Short problem
State the number of lines in these records holding "document". Say nothing more.

============

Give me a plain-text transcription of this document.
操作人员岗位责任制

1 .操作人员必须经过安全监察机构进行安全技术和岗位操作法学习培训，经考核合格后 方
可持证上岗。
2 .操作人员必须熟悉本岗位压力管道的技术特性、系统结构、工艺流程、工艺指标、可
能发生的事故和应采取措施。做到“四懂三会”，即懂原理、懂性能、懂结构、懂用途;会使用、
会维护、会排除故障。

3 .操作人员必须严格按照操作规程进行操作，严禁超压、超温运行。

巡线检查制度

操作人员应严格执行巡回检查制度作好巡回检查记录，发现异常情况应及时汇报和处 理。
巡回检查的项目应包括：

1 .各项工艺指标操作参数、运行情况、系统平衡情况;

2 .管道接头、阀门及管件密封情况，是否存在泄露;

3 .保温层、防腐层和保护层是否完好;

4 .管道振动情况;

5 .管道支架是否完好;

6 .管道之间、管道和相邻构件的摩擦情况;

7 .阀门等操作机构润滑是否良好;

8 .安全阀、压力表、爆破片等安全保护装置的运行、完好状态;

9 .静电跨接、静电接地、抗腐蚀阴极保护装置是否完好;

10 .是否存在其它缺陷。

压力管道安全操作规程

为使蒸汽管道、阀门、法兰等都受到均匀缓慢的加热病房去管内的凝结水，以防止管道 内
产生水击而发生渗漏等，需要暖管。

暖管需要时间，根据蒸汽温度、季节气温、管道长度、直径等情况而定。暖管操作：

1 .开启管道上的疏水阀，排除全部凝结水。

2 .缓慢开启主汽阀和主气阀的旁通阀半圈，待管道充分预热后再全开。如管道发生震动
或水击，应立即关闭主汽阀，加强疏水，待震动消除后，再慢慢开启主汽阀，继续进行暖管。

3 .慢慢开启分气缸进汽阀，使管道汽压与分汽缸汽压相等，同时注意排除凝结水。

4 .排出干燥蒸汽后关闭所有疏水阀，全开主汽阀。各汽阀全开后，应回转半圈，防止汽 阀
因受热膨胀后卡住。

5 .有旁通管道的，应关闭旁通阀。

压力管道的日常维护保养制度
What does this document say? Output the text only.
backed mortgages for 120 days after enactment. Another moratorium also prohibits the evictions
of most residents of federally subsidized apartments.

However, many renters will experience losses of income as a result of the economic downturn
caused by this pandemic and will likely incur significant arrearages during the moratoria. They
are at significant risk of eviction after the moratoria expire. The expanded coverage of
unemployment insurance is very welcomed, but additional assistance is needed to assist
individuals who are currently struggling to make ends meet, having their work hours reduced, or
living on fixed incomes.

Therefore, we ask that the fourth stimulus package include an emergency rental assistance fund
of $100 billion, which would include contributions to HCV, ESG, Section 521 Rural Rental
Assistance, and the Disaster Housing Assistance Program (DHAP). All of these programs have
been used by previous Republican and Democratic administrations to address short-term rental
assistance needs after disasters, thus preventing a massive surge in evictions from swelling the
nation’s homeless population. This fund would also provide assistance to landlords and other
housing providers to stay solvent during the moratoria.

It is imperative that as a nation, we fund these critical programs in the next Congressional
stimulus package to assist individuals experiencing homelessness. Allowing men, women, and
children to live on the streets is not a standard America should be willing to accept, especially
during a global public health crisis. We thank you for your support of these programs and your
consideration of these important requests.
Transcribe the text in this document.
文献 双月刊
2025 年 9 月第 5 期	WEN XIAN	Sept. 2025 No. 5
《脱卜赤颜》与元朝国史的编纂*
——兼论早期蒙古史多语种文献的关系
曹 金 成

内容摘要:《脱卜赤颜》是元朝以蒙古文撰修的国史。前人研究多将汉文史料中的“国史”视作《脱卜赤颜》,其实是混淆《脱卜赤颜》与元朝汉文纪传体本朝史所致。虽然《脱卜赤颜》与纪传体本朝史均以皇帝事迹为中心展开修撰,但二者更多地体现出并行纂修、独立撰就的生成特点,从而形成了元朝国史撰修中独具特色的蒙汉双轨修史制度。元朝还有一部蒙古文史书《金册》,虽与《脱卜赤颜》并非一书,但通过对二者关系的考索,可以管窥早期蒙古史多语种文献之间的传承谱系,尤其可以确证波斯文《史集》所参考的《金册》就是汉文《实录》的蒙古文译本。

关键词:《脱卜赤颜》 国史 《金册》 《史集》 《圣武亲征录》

============

Final answer
3